### [EXERCISE INSTRUCTIONS]
In the listing that follows, how many lines contain the string "access"? Provide only the number.

^^^^

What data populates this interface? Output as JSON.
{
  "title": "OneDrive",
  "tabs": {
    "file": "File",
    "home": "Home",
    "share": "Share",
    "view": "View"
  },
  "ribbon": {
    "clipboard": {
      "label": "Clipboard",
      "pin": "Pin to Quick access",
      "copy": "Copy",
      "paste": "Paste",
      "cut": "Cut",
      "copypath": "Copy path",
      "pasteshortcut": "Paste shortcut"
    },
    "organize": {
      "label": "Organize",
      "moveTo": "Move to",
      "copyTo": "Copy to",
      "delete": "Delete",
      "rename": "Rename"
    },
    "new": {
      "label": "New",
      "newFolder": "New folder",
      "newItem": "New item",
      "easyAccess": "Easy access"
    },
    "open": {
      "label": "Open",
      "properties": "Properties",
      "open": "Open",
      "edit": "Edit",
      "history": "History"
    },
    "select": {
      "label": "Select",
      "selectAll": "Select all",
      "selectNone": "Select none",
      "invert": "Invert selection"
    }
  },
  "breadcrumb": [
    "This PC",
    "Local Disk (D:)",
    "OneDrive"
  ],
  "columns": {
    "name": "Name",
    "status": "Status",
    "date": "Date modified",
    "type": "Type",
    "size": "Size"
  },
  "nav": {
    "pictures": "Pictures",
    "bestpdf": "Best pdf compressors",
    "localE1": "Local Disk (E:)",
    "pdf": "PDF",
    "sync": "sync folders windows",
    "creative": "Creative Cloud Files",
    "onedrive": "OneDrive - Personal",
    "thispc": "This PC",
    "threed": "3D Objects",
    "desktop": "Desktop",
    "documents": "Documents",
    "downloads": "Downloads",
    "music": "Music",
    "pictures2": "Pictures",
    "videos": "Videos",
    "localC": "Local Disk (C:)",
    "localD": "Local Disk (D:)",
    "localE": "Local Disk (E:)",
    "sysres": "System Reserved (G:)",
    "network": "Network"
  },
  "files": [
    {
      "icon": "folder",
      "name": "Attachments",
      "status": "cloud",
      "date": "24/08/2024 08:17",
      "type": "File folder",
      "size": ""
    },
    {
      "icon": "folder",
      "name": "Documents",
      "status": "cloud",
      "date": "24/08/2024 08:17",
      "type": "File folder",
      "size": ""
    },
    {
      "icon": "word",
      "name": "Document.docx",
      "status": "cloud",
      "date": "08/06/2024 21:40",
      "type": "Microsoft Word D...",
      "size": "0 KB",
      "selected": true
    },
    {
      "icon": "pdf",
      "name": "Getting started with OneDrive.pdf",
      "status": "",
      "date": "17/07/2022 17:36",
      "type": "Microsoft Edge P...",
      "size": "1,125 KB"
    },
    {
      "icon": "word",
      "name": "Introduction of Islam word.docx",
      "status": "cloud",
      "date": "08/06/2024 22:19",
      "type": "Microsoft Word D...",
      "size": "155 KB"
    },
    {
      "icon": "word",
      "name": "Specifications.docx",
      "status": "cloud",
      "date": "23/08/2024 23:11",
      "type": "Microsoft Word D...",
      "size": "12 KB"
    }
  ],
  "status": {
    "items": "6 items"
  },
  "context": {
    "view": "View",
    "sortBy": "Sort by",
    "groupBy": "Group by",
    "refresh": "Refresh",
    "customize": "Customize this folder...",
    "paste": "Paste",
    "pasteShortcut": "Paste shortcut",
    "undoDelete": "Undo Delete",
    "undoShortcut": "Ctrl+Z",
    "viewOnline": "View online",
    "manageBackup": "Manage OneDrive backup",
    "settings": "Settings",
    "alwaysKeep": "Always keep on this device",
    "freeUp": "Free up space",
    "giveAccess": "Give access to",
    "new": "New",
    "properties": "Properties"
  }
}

^^^^

### [WRITTEN RESPONSE]
3